== Task directions ==
In the copy, keep every record exact and leave out all images.

##### Data rows #####

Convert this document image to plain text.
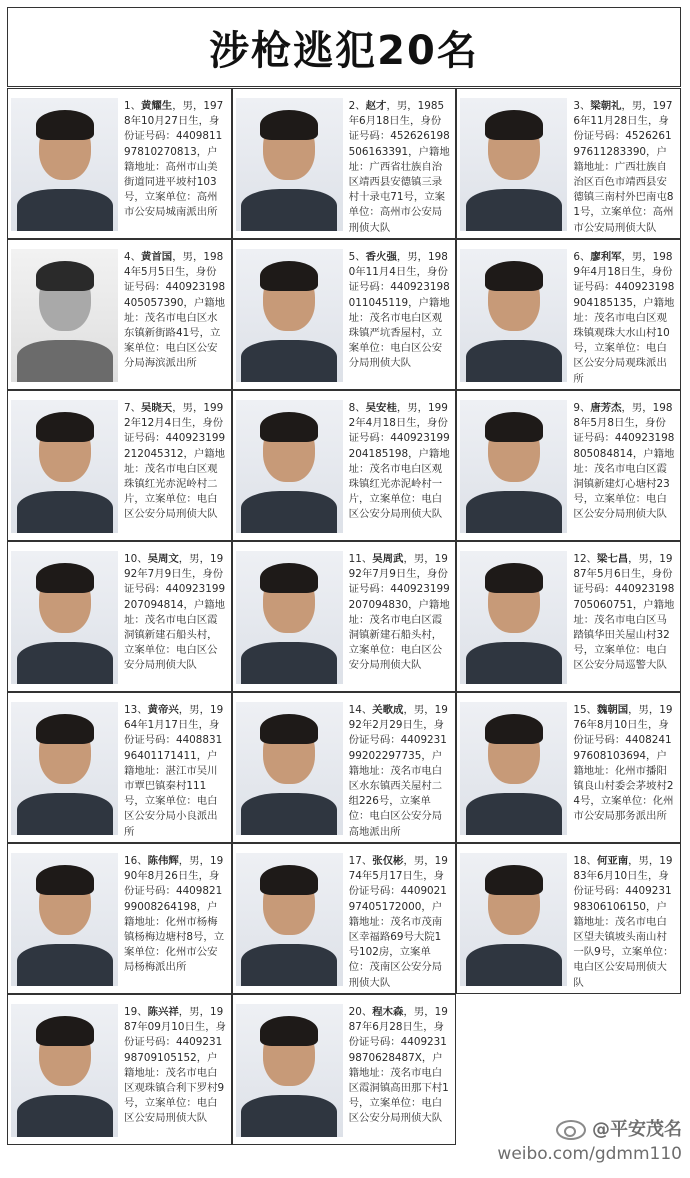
涉枪逃犯20名
1、黄耀生，男，1978年10月27日生，身份证号码：440981197810270813，户籍地址：高州市山美街道同进平坡村103号，立案单位：高州市公安局城南派出所
2、赵才，男，1985年6月18日生，身份证号码：452626198506163391，户籍地址：广西省壮族自治区靖西县安德镇三录村十录屯71号，立案单位：高州市公安局刑侦大队
3、梁朝礼，男，1976年11月28日生，身份证号码：452626197611283390，户籍地址：广西壮族自治区百色市靖西县安德镇三南村外巴南屯81号，立案单位：高州市公安局刑侦大队
4、黄首国，男，1984年5月5日生，身份证号码：440923198405057390，户籍地址：茂名市电白区水东镇新街路41号，立案单位：电白区公安分局海滨派出所
5、香火强，男，1980年11月4日生，身份证号码：440923198011045119，户籍地址：茂名市电白区观珠镇严坑香屋村，立案单位：电白区公安分局刑侦大队
6、廖利军，男，1989年4月18日生，身份证号码：440923198904185135，户籍地址：茂名市电白区观珠镇观珠大水山村10号，立案单位：电白区公安分局观珠派出所
7、吴晓天，男，1992年12月4日生，身份证号码：440923199212045312，户籍地址：茂名市电白区观珠镇红光赤泥岭村二片，立案单位：电白区公安分局刑侦大队
8、吴安桂，男，1992年4月18日生，身份证号码：440923199204185198，户籍地址：茂名市电白区观珠镇红光赤泥岭村一片，立案单位：电白区公安分局刑侦大队
9、唐芳杰，男，1988年5月8日生，身份证号码：440923198805084814，户籍地址：茂名市电白区霞洞镇新建灯心塘村23号，立案单位：电白区公安分局刑侦大队
10、吴周文，男，1992年7月9日生，身份证号码：440923199207094814，户籍地址：茂名市电白区霞洞镇新建石船头村，立案单位：电白区公安分局刑侦大队
11、吴周武，男，1992年7月9日生，身份证号码：440923199207094830，户籍地址：茂名市电白区霞洞镇新建石船头村，立案单位：电白区公安分局刑侦大队
12、梁七昌，男，1987年5月6日生，身份证号码：440923198705060751，户籍地址：茂名市电白区马踏镇华田关屋山村32号，立案单位：电白区公安分局巡警大队
13、黄帝兴，男，1964年1月17日生，身份证号码：440883196401171411，户籍地址：湛江市吴川市覃巴镇秦村111号，立案单位：电白区公安分局小良派出所
14、关歌成，男，1992年2月29日生，身份证号码：440923199202297735，户籍地址：茂名市电白区水东镇西关屋村二组226号，立案单位：电白区公安分局高地派出所
15、魏朝国，男，1976年8月10日生，身份证号码：440824197608103694，户籍地址：化州市播阳镇良山村委会茅坡村24号，立案单位：化州市公安局那务派出所
16、陈伟辉，男，1990年8月26日生，身份证号码：440982199008264198，户籍地址：化州市杨梅镇杨梅边塘村8号，立案单位：化州市公安局杨梅派出所
17、张仅彬，男，1974年5月17日生，身份证号码：440902197405172000，户籍地址：茂名市茂南区幸福路69号大院1号102房，立案单位：茂南区公安分局刑侦大队
18、何亚南，男，1983年6月10日生，身份证号码：440923198306106150，户籍地址：茂名市电白区望夫镇坡头南山村一队9号，立案单位：电白区公安局刑侦大队
19、陈兴祥，男，1987年09月10日生，身份证号码：440923198709105152，户籍地址：茂名市电白区观珠镇合利下罗村9号，立案单位：电白区公安局刑侦大队
20、程木森，男，1987年6月28日生，身份证号码：44092319870628487X，户籍地址：茂名市电白区霞洞镇高田那下村1号，立案单位：电白区公安分局刑侦大队
@平安茂名
weibo.com/gdmm110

#####

== Solution for this exercise ==
Convert this document image to plain text.
涉枪逃犯20名
1、黄耀生，男，1978年10月27日生，身份证号码：440981197810270813，户籍地址：高州市山美街道同进平坡村103号，立案单位：高州市公安局城南派出所
2、赵才，男，1985年6月18日生，身份证号码：452626198506163391，户籍地址：广西省壮族自治区靖西县安德镇三录村十录屯71号，立案单位：高州市公安局刑侦大队
3、梁朝礼，男，1976年11月28日生，身份证号码：452626197611283390，户籍地址：广西壮族自治区百色市靖西县安德镇三南村外巴南屯81号，立案单位：高州市公安局刑侦大队
4、黄首国，男，1984年5月5日生，身份证号码：440923198405057390，户籍地址：茂名市电白区水东镇新街路41号，立案单位：电白区公安分局海滨派出所
5、香火强，男，1980年11月4日生，身份证号码：440923198011045119，户籍地址：茂名市电白区观珠镇严坑香屋村，立案单位：电白区公安分局刑侦大队
6、廖利军，男，1989年4月18日生，身份证号码：440923198904185135，户籍地址：茂名市电白区观珠镇观珠大水山村10号，立案单位：电白区公安分局观珠派出所
7、吴晓天，男，1992年12月4日生，身份证号码：440923199212045312，户籍地址：茂名市电白区观珠镇红光赤泥岭村二片，立案单位：电白区公安分局刑侦大队
8、吴安桂，男，1992年4月18日生，身份证号码：440923199204185198，户籍地址：茂名市电白区观珠镇红光赤泥岭村一片，立案单位：电白区公安分局刑侦大队
9、唐芳杰，男，1988年5月8日生，身份证号码：440923198805084814，户籍地址：茂名市电白区霞洞镇新建灯心塘村23号，立案单位：电白区公安分局刑侦大队
10、吴周文，男，1992年7月9日生，身份证号码：440923199207094814，户籍地址：茂名市电白区霞洞镇新建石船头村，立案单位：电白区公安分局刑侦大队
11、吴周武，男，1992年7月9日生，身份证号码：440923199207094830，户籍地址：茂名市电白区霞洞镇新建石船头村，立案单位：电白区公安分局刑侦大队
12、梁七昌，男，1987年5月6日生，身份证号码：440923198705060751，户籍地址：茂名市电白区马踏镇华田关屋山村32号，立案单位：电白区公安分局巡警大队
13、黄帝兴，男，1964年1月17日生，身份证号码：440883196401171411，户籍地址：湛江市吴川市覃巴镇秦村111号，立案单位：电白区公安分局小良派出所
14、关歌成，男，1992年2月29日生，身份证号码：440923199202297735，户籍地址：茂名市电白区水东镇西关屋村二组226号，立案单位：电白区公安分局高地派出所
15、魏朝国，男，1976年8月10日生，身份证号码：440824197608103694，户籍地址：化州市播阳镇良山村委会茅坡村24号，立案单位：化州市公安局那务派出所
16、陈伟辉，男，1990年8月26日生，身份证号码：440982199008264198，户籍地址：化州市杨梅镇杨梅边塘村8号，立案单位：化州市公安局杨梅派出所
17、张仅彬，男，1974年5月17日生，身份证号码：440902197405172000，户籍地址：茂名市茂南区幸福路69号大院1号102房，立案单位：茂南区公安分局刑侦大队
18、何亚南，男，1983年6月10日生，身份证号码：440923198306106150，户籍地址：茂名市电白区望夫镇坡头南山村一队9号，立案单位：电白区公安局刑侦大队
19、陈兴祥，男，1987年09月10日生，身份证号码：440923198709105152，户籍地址：茂名市电白区观珠镇合利下罗村9号，立案单位：电白区公安局刑侦大队
20、程木森，男，1987年6月28日生，身份证号码：44092319870628487X，户籍地址：茂名市电白区霞洞镇高田那下村1号，立案单位：电白区公安分局刑侦大队
@平安茂名
weibo.com/gdmm110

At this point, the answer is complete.